(Collected data entries)

— Start —

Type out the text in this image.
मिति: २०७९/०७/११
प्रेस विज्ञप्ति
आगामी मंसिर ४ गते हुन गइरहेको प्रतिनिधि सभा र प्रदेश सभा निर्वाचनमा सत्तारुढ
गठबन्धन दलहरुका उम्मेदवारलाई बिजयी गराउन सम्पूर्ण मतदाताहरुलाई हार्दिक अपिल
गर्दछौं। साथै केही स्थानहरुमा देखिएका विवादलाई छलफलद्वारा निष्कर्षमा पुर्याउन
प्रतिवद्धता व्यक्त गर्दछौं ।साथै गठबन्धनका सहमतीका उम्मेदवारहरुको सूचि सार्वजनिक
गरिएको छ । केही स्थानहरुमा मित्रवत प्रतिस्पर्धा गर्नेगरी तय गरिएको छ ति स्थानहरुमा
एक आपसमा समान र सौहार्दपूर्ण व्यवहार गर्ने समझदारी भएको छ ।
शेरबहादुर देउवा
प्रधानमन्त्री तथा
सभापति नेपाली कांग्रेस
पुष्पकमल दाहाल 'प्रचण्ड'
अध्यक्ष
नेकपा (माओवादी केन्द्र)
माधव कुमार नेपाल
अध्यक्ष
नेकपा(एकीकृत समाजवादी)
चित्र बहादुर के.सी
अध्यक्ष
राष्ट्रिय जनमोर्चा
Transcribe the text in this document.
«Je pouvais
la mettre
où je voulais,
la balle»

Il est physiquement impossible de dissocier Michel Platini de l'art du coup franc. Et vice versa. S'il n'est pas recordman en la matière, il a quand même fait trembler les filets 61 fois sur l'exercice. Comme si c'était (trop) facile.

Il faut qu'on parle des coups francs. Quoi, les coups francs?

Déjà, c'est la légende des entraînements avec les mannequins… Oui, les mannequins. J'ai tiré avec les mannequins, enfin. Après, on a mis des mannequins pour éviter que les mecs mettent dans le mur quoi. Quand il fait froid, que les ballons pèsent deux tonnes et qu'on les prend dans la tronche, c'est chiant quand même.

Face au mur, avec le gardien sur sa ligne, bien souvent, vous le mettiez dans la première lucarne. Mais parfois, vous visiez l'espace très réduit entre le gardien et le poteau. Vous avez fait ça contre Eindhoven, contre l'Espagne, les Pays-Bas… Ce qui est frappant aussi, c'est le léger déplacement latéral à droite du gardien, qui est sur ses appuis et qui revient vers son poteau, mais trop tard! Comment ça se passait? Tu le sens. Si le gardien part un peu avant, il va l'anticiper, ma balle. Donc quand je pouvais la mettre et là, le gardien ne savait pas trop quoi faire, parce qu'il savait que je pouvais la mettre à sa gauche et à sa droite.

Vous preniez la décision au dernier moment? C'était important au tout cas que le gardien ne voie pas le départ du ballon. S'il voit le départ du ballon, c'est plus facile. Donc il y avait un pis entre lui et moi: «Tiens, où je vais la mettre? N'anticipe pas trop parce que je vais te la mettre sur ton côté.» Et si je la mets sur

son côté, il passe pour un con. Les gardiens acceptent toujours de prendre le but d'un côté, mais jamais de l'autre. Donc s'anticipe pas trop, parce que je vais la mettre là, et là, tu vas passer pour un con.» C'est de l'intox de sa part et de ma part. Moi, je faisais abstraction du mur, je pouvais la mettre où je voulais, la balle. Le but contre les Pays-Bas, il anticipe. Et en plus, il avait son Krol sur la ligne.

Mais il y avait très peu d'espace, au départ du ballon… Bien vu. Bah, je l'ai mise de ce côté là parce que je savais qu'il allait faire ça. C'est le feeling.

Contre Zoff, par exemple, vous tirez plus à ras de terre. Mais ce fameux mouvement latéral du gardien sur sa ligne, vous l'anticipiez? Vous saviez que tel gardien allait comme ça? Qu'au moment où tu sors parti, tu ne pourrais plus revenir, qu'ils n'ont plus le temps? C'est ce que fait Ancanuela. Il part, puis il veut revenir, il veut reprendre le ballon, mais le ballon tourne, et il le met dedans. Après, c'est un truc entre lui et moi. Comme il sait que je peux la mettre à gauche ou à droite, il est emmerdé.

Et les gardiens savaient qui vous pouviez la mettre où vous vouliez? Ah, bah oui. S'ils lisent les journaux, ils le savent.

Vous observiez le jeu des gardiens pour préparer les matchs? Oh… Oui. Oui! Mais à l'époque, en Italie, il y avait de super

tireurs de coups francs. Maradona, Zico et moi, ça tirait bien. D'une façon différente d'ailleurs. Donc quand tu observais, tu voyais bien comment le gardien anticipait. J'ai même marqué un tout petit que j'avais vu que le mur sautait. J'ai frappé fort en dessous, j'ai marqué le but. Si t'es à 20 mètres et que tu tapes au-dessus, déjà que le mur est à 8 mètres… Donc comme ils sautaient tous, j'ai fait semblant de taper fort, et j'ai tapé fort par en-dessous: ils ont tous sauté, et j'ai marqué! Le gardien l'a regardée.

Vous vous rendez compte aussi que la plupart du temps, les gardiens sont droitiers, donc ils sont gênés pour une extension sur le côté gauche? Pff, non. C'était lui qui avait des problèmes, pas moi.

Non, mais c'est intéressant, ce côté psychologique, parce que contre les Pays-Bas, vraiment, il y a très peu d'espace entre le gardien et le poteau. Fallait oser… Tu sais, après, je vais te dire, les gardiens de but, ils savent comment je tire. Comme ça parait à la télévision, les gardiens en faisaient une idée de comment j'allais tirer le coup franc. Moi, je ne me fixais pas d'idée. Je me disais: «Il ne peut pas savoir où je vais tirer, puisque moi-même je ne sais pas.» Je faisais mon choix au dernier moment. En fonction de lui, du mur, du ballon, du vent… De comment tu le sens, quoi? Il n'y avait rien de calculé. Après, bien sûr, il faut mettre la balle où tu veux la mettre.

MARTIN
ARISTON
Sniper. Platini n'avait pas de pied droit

— End —

# GOAL OF THE EXERCISE:
Looking back at the lines above, state how many contain the word "voulais", and supply nothing besides the number.

# WRITTEN ANSWER:
2